:: Exercise description ::
Copy each entry as it stands, leaving nothing out.

:: Dataset entries ::
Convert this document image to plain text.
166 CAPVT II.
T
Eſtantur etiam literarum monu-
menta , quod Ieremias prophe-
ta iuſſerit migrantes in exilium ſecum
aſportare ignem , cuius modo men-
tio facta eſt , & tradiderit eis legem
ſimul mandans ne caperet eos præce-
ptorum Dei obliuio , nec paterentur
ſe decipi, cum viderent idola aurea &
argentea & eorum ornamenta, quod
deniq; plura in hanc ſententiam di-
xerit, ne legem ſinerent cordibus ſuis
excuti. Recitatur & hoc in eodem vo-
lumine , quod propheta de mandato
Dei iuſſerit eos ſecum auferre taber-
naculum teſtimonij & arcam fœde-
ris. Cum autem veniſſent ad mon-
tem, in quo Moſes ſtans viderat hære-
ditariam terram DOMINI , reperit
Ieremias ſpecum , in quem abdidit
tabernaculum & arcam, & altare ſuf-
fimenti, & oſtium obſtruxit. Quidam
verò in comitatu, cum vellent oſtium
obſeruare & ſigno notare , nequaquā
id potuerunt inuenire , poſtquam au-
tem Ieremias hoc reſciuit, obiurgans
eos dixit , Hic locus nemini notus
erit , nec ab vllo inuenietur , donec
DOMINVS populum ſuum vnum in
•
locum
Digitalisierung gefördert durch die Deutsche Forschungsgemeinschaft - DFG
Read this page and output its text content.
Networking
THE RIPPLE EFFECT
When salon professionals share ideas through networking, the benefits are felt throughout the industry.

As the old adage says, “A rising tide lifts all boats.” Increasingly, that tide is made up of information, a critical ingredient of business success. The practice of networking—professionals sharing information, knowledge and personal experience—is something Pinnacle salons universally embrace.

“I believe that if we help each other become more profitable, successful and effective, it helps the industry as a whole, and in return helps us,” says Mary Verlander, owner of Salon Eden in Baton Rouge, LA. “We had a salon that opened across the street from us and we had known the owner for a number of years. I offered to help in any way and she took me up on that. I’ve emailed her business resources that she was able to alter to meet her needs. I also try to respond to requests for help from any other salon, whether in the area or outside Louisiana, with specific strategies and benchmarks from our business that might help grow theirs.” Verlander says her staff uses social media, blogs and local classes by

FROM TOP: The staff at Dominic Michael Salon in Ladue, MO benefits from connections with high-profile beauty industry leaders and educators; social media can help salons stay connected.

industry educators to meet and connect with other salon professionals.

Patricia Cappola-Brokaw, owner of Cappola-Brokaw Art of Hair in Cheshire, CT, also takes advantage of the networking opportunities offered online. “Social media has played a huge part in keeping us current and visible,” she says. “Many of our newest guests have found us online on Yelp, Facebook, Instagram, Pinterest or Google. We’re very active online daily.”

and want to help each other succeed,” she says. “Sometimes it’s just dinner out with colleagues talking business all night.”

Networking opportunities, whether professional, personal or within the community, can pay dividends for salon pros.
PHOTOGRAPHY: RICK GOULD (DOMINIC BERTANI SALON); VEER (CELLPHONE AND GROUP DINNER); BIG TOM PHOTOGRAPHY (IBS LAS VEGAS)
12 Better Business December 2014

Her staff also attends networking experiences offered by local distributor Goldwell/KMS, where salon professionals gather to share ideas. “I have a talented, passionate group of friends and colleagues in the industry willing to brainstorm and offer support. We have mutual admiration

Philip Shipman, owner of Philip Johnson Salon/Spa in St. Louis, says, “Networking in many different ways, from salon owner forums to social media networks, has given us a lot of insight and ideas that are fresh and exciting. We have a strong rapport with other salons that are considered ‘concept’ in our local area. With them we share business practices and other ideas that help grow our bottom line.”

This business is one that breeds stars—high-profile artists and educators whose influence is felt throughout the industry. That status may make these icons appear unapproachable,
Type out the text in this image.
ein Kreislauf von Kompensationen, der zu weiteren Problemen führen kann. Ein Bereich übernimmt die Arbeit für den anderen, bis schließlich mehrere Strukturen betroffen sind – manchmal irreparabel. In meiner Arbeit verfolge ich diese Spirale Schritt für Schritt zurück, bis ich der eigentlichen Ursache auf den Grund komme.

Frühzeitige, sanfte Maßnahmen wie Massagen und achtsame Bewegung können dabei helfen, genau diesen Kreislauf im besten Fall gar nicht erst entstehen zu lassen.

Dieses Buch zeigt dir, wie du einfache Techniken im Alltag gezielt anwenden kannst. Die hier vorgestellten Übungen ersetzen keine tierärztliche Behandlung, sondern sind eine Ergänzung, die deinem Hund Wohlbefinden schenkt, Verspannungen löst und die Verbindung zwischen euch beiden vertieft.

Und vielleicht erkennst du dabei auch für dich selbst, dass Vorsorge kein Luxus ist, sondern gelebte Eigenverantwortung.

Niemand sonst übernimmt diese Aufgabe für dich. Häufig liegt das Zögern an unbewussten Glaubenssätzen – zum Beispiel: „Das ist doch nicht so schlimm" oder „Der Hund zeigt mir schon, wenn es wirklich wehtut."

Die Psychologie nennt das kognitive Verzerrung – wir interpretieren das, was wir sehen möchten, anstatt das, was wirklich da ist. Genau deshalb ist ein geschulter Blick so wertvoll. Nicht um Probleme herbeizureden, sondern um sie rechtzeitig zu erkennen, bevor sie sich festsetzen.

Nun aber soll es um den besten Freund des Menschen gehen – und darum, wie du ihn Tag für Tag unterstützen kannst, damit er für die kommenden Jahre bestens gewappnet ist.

:: The output ::
Convert this document image to plain text.
166 CAPVT II.
T
Eſtantur etiam literarum monu-
menta , quod Ieremias prophe-
ta iuſſerit migrantes in exilium ſecum
aſportare ignem , cuius modo men-
tio facta eſt , & tradiderit eis legem
ſimul mandans ne caperet eos præce-
ptorum Dei obliuio , nec paterentur
ſe decipi, cum viderent idola aurea &
argentea & eorum ornamenta, quod
deniq; plura in hanc ſententiam di-
xerit, ne legem ſinerent cordibus ſuis
excuti. Recitatur & hoc in eodem vo-
lumine , quod propheta de mandato
Dei iuſſerit eos ſecum auferre taber-
naculum teſtimonij & arcam fœde-
ris. Cum autem veniſſent ad mon-
tem, in quo Moſes ſtans viderat hære-
ditariam terram DOMINI , reperit
Ieremias ſpecum , in quem abdidit
tabernaculum & arcam, & altare ſuf-
fimenti, & oſtium obſtruxit. Quidam
verò in comitatu, cum vellent oſtium
obſeruare & ſigno notare , nequaquā
id potuerunt inuenire , poſtquam au-
tem Ieremias hoc reſciuit, obiurgans
eos dixit , Hic locus nemini notus
erit , nec ab vllo inuenietur , donec
DOMINVS populum ſuum vnum in
•
locum
Digitalisierung gefördert durch die Deutsche Forschungsgemeinschaft - DFG
Read this page and output its text content.
Networking
THE RIPPLE EFFECT
When salon professionals share ideas through networking, the benefits are felt throughout the industry.

As the old adage says, “A rising tide lifts all boats.” Increasingly, that tide is made up of information, a critical ingredient of business success. The practice of networking—professionals sharing information, knowledge and personal experience—is something Pinnacle salons universally embrace.

“I believe that if we help each other become more profitable, successful and effective, it helps the industry as a whole, and in return helps us,” says Mary Verlander, owner of Salon Eden in Baton Rouge, LA. “We had a salon that opened across the street from us and we had known the owner for a number of years. I offered to help in any way and she took me up on that. I’ve emailed her business resources that she was able to alter to meet her needs. I also try to respond to requests for help from any other salon, whether in the area or outside Louisiana, with specific strategies and benchmarks from our business that might help grow theirs.” Verlander says her staff uses social media, blogs and local classes by

FROM TOP: The staff at Dominic Michael Salon in Ladue, MO benefits from connections with high-profile beauty industry leaders and educators; social media can help salons stay connected.

industry educators to meet and connect with other salon professionals.

Patricia Cappola-Brokaw, owner of Cappola-Brokaw Art of Hair in Cheshire, CT, also takes advantage of the networking opportunities offered online. “Social media has played a huge part in keeping us current and visible,” she says. “Many of our newest guests have found us online on Yelp, Facebook, Instagram, Pinterest or Google. We’re very active online daily.”

and want to help each other succeed,” she says. “Sometimes it’s just dinner out with colleagues talking business all night.”

Networking opportunities, whether professional, personal or within the community, can pay dividends for salon pros.
PHOTOGRAPHY: RICK GOULD (DOMINIC BERTANI SALON); VEER (CELLPHONE AND GROUP DINNER); BIG TOM PHOTOGRAPHY (IBS LAS VEGAS)
12 Better Business December 2014

Her staff also attends networking experiences offered by local distributor Goldwell/KMS, where salon professionals gather to share ideas. “I have a talented, passionate group of friends and colleagues in the industry willing to brainstorm and offer support. We have mutual admiration

Philip Shipman, owner of Philip Johnson Salon/Spa in St. Louis, says, “Networking in many different ways, from salon owner forums to social media networks, has given us a lot of insight and ideas that are fresh and exciting. We have a strong rapport with other salons that are considered ‘concept’ in our local area. With them we share business practices and other ideas that help grow our bottom line.”

This business is one that breeds stars—high-profile artists and educators whose influence is felt throughout the industry. That status may make these icons appear unapproachable,
Type out the text in this image.
ein Kreislauf von Kompensationen, der zu weiteren Problemen führen kann. Ein Bereich übernimmt die Arbeit für den anderen, bis schließlich mehrere Strukturen betroffen sind – manchmal irreparabel. In meiner Arbeit verfolge ich diese Spirale Schritt für Schritt zurück, bis ich der eigentlichen Ursache auf den Grund komme.

Frühzeitige, sanfte Maßnahmen wie Massagen und achtsame Bewegung können dabei helfen, genau diesen Kreislauf im besten Fall gar nicht erst entstehen zu lassen.

Dieses Buch zeigt dir, wie du einfache Techniken im Alltag gezielt anwenden kannst. Die hier vorgestellten Übungen ersetzen keine tierärztliche Behandlung, sondern sind eine Ergänzung, die deinem Hund Wohlbefinden schenkt, Verspannungen löst und die Verbindung zwischen euch beiden vertieft.

Und vielleicht erkennst du dabei auch für dich selbst, dass Vorsorge kein Luxus ist, sondern gelebte Eigenverantwortung.

Niemand sonst übernimmt diese Aufgabe für dich. Häufig liegt das Zögern an unbewussten Glaubenssätzen – zum Beispiel: „Das ist doch nicht so schlimm" oder „Der Hund zeigt mir schon, wenn es wirklich wehtut."

Die Psychologie nennt das kognitive Verzerrung – wir interpretieren das, was wir sehen möchten, anstatt das, was wirklich da ist. Genau deshalb ist ein geschulter Blick so wertvoll. Nicht um Probleme herbeizureden, sondern um sie rechtzeitig zu erkennen, bevor sie sich festsetzen.

Nun aber soll es um den besten Freund des Menschen gehen – und darum, wie du ihn Tag für Tag unterstützen kannst, damit er für die kommenden Jahre bestens gewappnet ist.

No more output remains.